### Stated goal
Track down each line that has the word "text" and copy it.
[Start of Data for this task]
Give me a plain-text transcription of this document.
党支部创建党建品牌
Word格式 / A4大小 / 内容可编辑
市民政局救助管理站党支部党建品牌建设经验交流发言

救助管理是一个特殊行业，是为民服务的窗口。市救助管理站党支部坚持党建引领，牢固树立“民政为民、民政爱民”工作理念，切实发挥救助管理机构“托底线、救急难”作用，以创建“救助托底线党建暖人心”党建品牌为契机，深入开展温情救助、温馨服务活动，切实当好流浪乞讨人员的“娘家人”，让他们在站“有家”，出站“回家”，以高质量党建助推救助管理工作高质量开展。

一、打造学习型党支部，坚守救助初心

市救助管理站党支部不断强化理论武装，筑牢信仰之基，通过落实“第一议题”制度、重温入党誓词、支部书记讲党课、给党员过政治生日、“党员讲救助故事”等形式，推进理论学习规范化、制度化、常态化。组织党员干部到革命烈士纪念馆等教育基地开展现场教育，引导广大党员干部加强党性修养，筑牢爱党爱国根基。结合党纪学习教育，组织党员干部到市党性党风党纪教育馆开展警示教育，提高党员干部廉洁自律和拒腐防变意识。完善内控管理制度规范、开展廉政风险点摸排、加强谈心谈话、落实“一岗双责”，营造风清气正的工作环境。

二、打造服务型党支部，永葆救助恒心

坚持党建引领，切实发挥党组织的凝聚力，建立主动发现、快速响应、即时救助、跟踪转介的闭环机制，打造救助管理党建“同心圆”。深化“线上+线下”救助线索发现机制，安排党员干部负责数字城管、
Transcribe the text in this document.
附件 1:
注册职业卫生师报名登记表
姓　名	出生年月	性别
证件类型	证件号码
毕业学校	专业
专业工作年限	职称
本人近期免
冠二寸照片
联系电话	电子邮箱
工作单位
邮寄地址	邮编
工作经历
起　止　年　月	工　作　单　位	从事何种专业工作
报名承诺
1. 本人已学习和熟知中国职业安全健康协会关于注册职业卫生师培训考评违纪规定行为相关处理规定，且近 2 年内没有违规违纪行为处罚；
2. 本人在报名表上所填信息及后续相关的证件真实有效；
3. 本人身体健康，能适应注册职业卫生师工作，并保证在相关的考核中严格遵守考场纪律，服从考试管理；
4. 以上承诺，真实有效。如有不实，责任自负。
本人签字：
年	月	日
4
[End of Data for this task]
### Finished answer
Give me a plain-text transcription of this document.
Transcribe the text in this document.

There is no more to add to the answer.